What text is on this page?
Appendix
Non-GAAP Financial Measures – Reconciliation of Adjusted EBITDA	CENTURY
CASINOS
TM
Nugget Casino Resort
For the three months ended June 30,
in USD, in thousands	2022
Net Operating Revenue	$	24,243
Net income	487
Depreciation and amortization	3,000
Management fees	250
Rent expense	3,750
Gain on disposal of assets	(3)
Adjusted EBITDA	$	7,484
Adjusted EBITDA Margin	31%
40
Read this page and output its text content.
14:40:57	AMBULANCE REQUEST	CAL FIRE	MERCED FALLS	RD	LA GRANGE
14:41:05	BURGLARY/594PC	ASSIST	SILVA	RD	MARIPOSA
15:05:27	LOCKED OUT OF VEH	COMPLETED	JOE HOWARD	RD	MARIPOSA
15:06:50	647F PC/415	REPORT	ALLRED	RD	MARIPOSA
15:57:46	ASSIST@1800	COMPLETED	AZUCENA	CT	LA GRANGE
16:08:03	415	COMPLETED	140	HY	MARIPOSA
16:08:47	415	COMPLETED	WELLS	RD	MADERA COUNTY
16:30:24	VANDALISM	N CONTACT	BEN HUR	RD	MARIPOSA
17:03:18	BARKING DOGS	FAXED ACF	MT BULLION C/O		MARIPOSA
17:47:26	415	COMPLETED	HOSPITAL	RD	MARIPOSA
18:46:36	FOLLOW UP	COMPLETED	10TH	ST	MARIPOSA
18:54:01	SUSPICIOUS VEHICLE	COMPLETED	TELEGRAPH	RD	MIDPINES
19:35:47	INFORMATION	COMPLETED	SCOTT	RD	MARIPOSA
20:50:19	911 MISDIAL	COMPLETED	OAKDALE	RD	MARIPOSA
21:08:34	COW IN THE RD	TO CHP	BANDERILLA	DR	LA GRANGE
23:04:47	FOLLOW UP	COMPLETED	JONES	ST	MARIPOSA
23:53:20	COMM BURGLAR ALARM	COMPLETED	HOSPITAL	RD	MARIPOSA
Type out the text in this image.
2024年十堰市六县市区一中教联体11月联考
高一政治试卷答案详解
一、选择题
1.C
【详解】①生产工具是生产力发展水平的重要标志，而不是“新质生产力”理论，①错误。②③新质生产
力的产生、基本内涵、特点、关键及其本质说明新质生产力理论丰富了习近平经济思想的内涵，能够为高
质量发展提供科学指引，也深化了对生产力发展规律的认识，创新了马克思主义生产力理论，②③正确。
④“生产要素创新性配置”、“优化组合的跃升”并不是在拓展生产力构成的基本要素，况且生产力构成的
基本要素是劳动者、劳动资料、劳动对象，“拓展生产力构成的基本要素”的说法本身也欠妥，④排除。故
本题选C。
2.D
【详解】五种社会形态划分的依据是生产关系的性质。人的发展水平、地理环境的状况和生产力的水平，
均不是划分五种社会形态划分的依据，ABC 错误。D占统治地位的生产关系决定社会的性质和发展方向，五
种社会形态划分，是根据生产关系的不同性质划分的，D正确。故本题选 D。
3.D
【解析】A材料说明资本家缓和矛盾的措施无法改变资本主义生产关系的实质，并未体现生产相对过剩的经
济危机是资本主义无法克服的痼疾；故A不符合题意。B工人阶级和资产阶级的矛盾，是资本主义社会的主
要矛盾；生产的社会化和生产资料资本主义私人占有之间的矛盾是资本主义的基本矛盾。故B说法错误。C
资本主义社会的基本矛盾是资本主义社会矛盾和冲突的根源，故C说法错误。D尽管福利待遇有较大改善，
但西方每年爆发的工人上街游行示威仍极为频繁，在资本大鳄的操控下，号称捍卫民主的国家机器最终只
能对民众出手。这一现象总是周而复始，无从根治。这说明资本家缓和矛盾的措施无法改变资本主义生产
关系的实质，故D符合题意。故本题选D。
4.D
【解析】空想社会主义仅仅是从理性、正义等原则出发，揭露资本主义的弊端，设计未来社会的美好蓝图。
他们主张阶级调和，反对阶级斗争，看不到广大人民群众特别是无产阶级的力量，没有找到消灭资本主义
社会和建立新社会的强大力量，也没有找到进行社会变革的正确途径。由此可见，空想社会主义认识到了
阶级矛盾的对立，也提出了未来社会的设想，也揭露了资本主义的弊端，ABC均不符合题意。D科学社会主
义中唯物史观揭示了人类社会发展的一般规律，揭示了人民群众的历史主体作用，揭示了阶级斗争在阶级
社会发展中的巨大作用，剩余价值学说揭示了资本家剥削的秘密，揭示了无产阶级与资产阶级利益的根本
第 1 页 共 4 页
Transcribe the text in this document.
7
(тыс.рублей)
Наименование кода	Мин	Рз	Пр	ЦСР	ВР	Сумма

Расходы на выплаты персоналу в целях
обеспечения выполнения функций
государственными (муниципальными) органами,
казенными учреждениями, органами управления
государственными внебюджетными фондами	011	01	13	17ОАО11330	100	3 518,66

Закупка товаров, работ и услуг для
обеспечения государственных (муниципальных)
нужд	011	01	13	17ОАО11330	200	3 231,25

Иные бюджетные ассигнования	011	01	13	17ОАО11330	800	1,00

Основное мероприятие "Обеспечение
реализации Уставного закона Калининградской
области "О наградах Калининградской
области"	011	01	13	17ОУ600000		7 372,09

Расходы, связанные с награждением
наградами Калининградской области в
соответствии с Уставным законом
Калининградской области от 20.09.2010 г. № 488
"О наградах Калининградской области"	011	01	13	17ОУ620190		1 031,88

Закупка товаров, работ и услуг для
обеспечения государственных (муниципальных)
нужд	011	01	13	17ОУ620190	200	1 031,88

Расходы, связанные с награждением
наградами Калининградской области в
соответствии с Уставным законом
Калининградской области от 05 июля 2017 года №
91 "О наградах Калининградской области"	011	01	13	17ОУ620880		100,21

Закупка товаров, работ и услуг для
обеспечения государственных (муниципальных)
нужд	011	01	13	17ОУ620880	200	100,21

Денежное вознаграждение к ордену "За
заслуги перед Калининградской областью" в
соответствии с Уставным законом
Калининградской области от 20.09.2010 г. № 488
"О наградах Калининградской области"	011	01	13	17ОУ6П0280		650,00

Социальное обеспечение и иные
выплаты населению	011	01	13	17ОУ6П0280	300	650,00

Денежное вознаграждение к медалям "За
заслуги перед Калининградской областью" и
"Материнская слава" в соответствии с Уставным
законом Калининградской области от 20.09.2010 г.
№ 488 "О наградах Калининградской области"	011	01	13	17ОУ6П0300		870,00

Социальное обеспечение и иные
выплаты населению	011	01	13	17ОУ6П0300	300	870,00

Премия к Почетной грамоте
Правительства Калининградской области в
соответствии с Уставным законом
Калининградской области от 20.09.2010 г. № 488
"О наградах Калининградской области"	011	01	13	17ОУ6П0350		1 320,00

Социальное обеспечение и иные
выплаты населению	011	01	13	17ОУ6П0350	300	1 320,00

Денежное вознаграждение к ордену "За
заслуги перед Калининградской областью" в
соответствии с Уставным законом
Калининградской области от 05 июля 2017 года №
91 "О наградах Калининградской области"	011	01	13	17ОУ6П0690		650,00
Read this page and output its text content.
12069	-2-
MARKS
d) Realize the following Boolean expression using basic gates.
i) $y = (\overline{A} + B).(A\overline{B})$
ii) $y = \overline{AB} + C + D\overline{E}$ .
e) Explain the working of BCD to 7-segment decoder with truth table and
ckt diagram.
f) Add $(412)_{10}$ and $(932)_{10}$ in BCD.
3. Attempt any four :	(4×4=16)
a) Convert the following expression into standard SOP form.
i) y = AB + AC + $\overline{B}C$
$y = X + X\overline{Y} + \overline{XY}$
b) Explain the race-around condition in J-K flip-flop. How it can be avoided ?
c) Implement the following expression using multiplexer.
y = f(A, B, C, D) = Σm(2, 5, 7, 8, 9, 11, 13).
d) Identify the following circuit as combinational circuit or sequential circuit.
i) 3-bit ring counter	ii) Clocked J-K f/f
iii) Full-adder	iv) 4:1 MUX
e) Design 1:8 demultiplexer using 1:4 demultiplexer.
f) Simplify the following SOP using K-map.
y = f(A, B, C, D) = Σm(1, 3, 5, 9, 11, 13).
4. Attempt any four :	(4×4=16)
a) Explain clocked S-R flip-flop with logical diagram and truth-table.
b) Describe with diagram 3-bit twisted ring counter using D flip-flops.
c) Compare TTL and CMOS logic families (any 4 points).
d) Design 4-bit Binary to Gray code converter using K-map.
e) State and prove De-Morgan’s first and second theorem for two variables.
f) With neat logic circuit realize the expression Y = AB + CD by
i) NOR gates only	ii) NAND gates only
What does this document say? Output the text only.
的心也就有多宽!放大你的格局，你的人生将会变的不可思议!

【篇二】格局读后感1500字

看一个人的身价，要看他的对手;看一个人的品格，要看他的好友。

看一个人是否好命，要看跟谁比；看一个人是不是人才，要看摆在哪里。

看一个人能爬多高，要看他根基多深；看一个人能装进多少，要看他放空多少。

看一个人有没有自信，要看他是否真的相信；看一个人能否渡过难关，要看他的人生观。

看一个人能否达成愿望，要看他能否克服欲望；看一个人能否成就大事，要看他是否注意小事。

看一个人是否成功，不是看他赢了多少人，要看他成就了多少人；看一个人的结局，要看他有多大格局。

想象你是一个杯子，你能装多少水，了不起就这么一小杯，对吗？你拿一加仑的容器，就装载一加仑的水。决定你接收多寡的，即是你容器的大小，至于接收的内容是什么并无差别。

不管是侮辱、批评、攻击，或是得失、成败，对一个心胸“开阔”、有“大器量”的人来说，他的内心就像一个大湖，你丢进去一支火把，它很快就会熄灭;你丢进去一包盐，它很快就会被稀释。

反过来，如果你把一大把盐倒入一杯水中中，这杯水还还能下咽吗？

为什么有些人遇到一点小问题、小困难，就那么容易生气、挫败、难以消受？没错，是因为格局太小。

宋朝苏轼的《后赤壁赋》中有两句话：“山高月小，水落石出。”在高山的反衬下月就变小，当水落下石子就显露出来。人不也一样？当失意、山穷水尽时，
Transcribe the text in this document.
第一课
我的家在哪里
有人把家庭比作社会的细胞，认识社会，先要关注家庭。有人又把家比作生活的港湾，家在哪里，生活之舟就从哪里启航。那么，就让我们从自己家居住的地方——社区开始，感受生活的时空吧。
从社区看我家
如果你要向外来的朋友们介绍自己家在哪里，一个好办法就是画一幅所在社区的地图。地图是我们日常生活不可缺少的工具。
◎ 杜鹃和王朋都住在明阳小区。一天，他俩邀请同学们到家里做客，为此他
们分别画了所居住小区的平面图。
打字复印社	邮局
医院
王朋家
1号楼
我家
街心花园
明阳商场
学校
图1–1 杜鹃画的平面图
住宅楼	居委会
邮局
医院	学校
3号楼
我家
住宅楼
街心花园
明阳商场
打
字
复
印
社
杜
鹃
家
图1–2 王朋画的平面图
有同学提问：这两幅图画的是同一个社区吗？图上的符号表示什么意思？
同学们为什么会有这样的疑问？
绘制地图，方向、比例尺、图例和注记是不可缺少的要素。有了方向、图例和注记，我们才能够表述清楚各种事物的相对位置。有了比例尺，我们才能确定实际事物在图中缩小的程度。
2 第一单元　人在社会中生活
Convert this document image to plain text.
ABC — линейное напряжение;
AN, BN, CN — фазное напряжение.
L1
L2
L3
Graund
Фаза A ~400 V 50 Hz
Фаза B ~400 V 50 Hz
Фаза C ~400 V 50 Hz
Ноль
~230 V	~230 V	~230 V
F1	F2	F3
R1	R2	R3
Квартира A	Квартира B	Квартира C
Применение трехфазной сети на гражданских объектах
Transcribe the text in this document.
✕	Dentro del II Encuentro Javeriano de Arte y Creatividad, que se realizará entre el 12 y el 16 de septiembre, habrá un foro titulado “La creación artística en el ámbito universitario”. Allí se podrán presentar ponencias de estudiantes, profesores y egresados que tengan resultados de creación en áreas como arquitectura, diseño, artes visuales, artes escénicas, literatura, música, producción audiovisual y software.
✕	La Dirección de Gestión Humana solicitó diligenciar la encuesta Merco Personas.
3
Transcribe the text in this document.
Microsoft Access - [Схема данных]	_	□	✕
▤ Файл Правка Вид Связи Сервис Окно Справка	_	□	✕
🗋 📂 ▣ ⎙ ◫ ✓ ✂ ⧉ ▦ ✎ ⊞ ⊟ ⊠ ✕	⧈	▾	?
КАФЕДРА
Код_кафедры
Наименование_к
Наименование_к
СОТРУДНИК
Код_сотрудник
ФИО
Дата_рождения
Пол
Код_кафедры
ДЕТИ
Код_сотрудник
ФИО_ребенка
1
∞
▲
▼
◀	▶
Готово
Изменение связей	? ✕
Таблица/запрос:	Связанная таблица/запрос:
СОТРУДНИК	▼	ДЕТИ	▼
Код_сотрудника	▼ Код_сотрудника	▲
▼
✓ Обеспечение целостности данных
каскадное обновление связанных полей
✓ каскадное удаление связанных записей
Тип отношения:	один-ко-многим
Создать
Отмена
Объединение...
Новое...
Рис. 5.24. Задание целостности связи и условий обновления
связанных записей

## Given instruction
Look for "using" and pull out every line that has it.

## The solution
d) Realize the following Boolean expression using basic gates.
c) Implement the following expression using multiplexer.
e) Design 1:8 demultiplexer using 1:4 demultiplexer.
f) Simplify the following SOP using K-map.
b) Describe with diagram 3-bit twisted ring counter using D flip-flops.
d) Design 4-bit Binary to Gray code converter using K-map.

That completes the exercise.